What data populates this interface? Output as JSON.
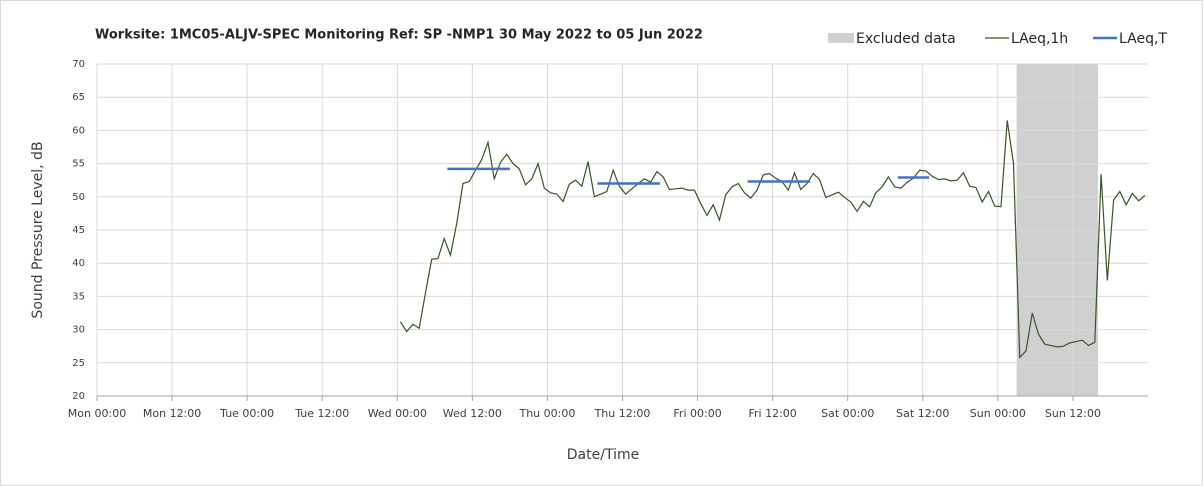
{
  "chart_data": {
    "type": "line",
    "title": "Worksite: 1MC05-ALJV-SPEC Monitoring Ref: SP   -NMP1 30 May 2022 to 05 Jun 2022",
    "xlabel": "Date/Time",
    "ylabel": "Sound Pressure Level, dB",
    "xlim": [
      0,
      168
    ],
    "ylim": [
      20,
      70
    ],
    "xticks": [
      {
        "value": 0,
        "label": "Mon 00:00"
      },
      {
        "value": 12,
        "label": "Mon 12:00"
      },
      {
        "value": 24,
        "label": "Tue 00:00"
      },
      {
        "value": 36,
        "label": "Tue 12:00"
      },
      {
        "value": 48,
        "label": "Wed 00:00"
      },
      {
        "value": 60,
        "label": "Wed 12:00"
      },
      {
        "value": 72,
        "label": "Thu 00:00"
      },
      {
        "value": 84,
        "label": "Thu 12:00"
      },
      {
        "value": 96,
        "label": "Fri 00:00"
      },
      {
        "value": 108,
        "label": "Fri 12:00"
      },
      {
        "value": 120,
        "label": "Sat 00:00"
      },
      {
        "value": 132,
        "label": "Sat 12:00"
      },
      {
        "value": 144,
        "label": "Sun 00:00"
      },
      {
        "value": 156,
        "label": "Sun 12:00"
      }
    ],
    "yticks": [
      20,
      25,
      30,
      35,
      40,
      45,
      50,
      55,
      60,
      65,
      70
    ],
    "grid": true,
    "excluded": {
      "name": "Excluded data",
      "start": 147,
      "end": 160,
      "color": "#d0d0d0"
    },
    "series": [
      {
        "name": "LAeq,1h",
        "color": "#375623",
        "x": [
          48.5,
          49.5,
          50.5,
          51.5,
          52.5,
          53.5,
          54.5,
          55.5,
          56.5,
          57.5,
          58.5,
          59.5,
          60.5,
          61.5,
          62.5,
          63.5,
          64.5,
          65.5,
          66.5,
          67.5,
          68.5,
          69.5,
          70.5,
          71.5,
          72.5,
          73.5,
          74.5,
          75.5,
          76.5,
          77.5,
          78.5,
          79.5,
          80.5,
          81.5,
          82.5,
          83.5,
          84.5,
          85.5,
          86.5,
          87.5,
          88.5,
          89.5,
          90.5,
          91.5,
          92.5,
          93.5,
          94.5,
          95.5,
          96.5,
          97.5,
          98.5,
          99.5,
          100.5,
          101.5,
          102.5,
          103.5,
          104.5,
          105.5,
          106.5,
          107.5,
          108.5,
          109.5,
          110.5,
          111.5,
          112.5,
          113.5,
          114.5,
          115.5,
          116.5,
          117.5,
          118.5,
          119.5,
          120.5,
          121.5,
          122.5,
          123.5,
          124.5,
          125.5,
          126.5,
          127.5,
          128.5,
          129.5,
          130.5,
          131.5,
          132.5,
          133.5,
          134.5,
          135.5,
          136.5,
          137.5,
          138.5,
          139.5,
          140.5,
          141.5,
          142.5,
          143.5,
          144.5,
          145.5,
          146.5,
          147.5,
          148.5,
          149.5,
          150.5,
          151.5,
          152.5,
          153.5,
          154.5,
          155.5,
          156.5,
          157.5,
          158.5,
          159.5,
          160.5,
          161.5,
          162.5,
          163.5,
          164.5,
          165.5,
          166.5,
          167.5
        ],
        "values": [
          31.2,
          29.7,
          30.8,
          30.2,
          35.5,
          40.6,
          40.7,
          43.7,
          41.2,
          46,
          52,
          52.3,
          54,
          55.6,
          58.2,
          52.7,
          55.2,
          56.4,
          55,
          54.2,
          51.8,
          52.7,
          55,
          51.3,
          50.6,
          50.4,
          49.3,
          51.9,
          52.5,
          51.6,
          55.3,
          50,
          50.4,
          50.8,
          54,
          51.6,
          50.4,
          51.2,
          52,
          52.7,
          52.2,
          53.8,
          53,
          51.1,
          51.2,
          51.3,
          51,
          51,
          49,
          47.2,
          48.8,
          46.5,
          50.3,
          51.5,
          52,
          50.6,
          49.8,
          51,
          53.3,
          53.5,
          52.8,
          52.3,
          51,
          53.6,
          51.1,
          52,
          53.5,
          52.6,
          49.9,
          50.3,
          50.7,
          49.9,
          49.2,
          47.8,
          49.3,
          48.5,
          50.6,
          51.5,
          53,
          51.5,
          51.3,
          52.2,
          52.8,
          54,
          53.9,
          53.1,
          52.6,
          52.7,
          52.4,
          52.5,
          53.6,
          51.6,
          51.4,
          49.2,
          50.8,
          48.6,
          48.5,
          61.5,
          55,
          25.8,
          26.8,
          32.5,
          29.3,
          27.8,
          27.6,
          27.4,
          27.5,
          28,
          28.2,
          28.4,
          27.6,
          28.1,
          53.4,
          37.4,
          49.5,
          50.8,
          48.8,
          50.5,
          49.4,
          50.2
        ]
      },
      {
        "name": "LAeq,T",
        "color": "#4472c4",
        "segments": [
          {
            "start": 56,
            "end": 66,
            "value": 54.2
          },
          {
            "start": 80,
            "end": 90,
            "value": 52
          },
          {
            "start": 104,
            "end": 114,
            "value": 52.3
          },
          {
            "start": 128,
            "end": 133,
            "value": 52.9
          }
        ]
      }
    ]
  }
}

EXERCISE DIRECTIONS: Leave out the pictures and output every record above precisely as given.

SOLUTION TO THE EXERCISE:
What data populates this interface? Output as JSON.
{
  "chart_data": {
    "type": "line",
    "title": "Worksite: 1MC05-ALJV-SPEC Monitoring Ref: SP   -NMP1 30 May 2022 to 05 Jun 2022",
    "xlabel": "Date/Time",
    "ylabel": "Sound Pressure Level, dB",
    "xlim": [
      0,
      168
    ],
    "ylim": [
      20,
      70
    ],
    "xticks": [
      {
        "value": 0,
        "label": "Mon 00:00"
      },
      {
        "value": 12,
        "label": "Mon 12:00"
      },
      {
        "value": 24,
        "label": "Tue 00:00"
      },
      {
        "value": 36,
        "label": "Tue 12:00"
      },
      {
        "value": 48,
        "label": "Wed 00:00"
      },
      {
        "value": 60,
        "label": "Wed 12:00"
      },
      {
        "value": 72,
        "label": "Thu 00:00"
      },
      {
        "value": 84,
        "label": "Thu 12:00"
      },
      {
        "value": 96,
        "label": "Fri 00:00"
      },
      {
        "value": 108,
        "label": "Fri 12:00"
      },
      {
        "value": 120,
        "label": "Sat 00:00"
      },
      {
        "value": 132,
        "label": "Sat 12:00"
      },
      {
        "value": 144,
        "label": "Sun 00:00"
      },
      {
        "value": 156,
        "label": "Sun 12:00"
      }
    ],
    "yticks": [
      20,
      25,
      30,
      35,
      40,
      45,
      50,
      55,
      60,
      65,
      70
    ],
    "grid": true,
    "excluded": {
      "name": "Excluded data",
      "start": 147,
      "end": 160,
      "color": "#d0d0d0"
    },
    "series": [
      {
        "name": "LAeq,1h",
        "color": "#375623",
        "x": [
          48.5,
          49.5,
          50.5,
          51.5,
          52.5,
          53.5,
          54.5,
          55.5,
          56.5,
          57.5,
          58.5,
          59.5,
          60.5,
          61.5,
          62.5,
          63.5,
          64.5,
          65.5,
          66.5,
          67.5,
          68.5,
          69.5,
          70.5,
          71.5,
          72.5,
          73.5,
          74.5,
          75.5,
          76.5,
          77.5,
          78.5,
          79.5,
          80.5,
          81.5,
          82.5,
          83.5,
          84.5,
          85.5,
          86.5,
          87.5,
          88.5,
          89.5,
          90.5,
          91.5,
          92.5,
          93.5,
          94.5,
          95.5,
          96.5,
          97.5,
          98.5,
          99.5,
          100.5,
          101.5,
          102.5,
          103.5,
          104.5,
          105.5,
          106.5,
          107.5,
          108.5,
          109.5,
          110.5,
          111.5,
          112.5,
          113.5,
          114.5,
          115.5,
          116.5,
          117.5,
          118.5,
          119.5,
          120.5,
          121.5,
          122.5,
          123.5,
          124.5,
          125.5,
          126.5,
          127.5,
          128.5,
          129.5,
          130.5,
          131.5,
          132.5,
          133.5,
          134.5,
          135.5,
          136.5,
          137.5,
          138.5,
          139.5,
          140.5,
          141.5,
          142.5,
          143.5,
          144.5,
          145.5,
          146.5,
          147.5,
          148.5,
          149.5,
          150.5,
          151.5,
          152.5,
          153.5,
          154.5,
          155.5,
          156.5,
          157.5,
          158.5,
          159.5,
          160.5,
          161.5,
          162.5,
          163.5,
          164.5,
          165.5,
          166.5,
          167.5
        ],
        "values": [
          31.2,
          29.7,
          30.8,
          30.2,
          35.5,
          40.6,
          40.7,
          43.7,
          41.2,
          46,
          52,
          52.3,
          54,
          55.6,
          58.2,
          52.7,
          55.2,
          56.4,
          55,
          54.2,
          51.8,
          52.7,
          55,
          51.3,
          50.6,
          50.4,
          49.3,
          51.9,
          52.5,
          51.6,
          55.3,
          50,
          50.4,
          50.8,
          54,
          51.6,
          50.4,
          51.2,
          52,
          52.7,
          52.2,
          53.8,
          53,
          51.1,
          51.2,
          51.3,
          51,
          51,
          49,
          47.2,
          48.8,
          46.5,
          50.3,
          51.5,
          52,
          50.6,
          49.8,
          51,
          53.3,
          53.5,
          52.8,
          52.3,
          51,
          53.6,
          51.1,
          52,
          53.5,
          52.6,
          49.9,
          50.3,
          50.7,
          49.9,
          49.2,
          47.8,
          49.3,
          48.5,
          50.6,
          51.5,
          53,
          51.5,
          51.3,
          52.2,
          52.8,
          54,
          53.9,
          53.1,
          52.6,
          52.7,
          52.4,
          52.5,
          53.6,
          51.6,
          51.4,
          49.2,
          50.8,
          48.6,
          48.5,
          61.5,
          55,
          25.8,
          26.8,
          32.5,
          29.3,
          27.8,
          27.6,
          27.4,
          27.5,
          28,
          28.2,
          28.4,
          27.6,
          28.1,
          53.4,
          37.4,
          49.5,
          50.8,
          48.8,
          50.5,
          49.4,
          50.2
        ]
      },
      {
        "name": "LAeq,T",
        "color": "#4472c4",
        "segments": [
          {
            "start": 56,
            "end": 66,
            "value": 54.2
          },
          {
            "start": 80,
            "end": 90,
            "value": 52
          },
          {
            "start": 104,
            "end": 114,
            "value": 52.3
          },
          {
            "start": 128,
            "end": 133,
            "value": 52.9
          }
        ]
      }
    ]
  }
}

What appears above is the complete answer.